◆ Objective ◆
Could you copy the rows that open with the very first one and close with the row containing "bar-stack-2: 17 26", both included, reproducing each character unchanged?

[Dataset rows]
══════════

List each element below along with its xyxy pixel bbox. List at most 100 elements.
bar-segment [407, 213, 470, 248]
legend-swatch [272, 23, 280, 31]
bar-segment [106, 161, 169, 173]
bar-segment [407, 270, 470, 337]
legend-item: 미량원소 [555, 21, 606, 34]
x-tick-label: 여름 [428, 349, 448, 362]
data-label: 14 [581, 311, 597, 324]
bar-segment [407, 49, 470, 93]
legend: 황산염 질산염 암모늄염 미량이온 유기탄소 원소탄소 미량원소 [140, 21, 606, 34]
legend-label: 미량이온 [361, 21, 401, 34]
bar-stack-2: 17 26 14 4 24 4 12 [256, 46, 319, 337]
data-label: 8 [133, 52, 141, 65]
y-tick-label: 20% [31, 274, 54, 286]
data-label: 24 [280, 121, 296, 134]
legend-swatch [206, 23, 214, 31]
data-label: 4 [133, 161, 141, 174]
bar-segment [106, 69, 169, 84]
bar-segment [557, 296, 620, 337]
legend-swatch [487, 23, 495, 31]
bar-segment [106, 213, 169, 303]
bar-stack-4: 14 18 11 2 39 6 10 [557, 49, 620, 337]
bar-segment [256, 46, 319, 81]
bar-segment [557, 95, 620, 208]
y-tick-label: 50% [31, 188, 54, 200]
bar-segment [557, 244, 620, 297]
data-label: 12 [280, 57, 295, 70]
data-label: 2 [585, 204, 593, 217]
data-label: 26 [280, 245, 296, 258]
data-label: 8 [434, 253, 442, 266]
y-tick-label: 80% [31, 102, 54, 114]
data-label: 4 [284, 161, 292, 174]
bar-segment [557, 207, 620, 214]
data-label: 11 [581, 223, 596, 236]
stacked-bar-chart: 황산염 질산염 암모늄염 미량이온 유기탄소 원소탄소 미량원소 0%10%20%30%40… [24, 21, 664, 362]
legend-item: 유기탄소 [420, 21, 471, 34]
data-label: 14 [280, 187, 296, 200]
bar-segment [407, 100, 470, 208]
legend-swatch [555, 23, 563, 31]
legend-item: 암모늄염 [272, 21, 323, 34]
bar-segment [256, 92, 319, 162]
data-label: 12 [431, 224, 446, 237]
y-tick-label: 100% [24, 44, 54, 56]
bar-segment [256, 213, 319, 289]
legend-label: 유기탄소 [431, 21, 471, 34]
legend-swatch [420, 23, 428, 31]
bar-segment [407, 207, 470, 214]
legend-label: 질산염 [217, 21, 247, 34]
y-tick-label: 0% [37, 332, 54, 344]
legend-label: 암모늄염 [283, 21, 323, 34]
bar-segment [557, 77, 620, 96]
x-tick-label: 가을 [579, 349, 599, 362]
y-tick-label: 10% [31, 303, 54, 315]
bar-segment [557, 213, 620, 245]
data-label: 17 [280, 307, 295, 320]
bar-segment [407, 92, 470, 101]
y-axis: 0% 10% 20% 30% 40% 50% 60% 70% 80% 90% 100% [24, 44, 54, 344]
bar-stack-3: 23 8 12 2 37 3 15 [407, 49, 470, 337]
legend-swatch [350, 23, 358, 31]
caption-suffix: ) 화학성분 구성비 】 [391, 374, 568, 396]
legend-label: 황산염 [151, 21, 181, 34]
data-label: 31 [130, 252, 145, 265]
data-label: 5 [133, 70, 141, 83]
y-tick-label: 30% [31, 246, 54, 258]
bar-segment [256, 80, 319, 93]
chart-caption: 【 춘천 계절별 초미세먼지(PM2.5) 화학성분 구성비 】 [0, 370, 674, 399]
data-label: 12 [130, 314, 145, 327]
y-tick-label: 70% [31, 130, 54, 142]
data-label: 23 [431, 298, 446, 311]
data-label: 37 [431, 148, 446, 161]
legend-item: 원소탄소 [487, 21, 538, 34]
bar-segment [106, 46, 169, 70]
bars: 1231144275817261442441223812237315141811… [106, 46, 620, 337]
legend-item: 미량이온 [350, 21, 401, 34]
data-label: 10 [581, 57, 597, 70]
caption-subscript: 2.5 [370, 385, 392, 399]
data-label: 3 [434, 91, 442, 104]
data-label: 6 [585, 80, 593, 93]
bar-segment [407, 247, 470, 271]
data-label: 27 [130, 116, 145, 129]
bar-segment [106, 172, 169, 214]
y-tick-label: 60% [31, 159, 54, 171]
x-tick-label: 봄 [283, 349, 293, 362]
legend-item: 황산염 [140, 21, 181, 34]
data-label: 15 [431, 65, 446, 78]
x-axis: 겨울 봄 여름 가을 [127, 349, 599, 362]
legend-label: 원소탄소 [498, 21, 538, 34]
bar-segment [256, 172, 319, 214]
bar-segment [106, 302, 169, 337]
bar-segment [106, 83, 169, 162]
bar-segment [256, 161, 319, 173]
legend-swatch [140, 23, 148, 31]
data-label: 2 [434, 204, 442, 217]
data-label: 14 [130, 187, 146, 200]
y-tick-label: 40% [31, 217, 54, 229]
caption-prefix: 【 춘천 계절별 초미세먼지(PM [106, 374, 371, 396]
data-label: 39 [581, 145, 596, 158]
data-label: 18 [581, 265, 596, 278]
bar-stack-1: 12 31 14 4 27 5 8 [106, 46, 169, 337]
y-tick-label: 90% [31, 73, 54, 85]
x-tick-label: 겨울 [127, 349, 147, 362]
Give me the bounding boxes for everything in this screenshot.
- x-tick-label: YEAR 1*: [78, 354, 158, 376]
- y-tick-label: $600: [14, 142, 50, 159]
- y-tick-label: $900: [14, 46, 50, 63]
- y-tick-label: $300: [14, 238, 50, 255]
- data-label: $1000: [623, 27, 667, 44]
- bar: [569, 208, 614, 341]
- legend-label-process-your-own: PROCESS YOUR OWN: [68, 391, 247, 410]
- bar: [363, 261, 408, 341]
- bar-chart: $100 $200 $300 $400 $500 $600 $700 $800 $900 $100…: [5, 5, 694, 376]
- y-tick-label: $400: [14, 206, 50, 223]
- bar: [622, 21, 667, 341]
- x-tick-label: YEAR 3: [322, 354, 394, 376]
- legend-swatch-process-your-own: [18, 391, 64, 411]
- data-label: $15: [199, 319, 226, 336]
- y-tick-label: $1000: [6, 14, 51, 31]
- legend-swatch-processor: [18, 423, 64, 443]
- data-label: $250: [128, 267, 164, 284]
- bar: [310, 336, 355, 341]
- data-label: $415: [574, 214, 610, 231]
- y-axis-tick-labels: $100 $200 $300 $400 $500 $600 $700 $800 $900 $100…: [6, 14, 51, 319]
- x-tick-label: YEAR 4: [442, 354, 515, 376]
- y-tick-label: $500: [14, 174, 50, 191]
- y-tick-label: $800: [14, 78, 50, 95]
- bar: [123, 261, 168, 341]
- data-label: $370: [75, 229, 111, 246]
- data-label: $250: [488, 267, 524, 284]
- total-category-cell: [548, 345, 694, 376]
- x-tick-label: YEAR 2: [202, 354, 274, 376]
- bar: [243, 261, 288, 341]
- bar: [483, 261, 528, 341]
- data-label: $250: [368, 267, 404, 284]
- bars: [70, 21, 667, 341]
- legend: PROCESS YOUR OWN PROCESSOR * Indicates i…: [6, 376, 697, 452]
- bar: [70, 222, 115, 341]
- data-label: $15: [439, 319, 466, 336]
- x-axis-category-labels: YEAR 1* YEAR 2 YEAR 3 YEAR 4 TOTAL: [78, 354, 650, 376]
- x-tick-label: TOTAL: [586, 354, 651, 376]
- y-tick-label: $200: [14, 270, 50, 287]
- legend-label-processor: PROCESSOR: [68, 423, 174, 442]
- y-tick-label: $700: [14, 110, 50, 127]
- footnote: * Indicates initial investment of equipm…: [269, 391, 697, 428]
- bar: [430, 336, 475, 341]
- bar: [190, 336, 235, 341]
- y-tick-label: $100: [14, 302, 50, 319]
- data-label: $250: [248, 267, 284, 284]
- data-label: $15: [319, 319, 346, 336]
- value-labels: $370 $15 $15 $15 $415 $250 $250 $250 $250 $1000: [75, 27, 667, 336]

══════════

◆ Output for this exercise ◆
List each element below along with its xyxy pixel bbox. List at most 100 elements.
bar-segment [407, 213, 470, 248]
legend-swatch [272, 23, 280, 31]
bar-segment [106, 161, 169, 173]
bar-segment [407, 270, 470, 337]
legend-item: 미량원소 [555, 21, 606, 34]
x-tick-label: 여름 [428, 349, 448, 362]
data-label: 14 [581, 311, 597, 324]
bar-segment [407, 49, 470, 93]
legend: 황산염 질산염 암모늄염 미량이온 유기탄소 원소탄소 미량원소 [140, 21, 606, 34]
legend-label: 미량이온 [361, 21, 401, 34]
bar-stack-2: 17 26 14 4 24 4 12 [256, 46, 319, 337]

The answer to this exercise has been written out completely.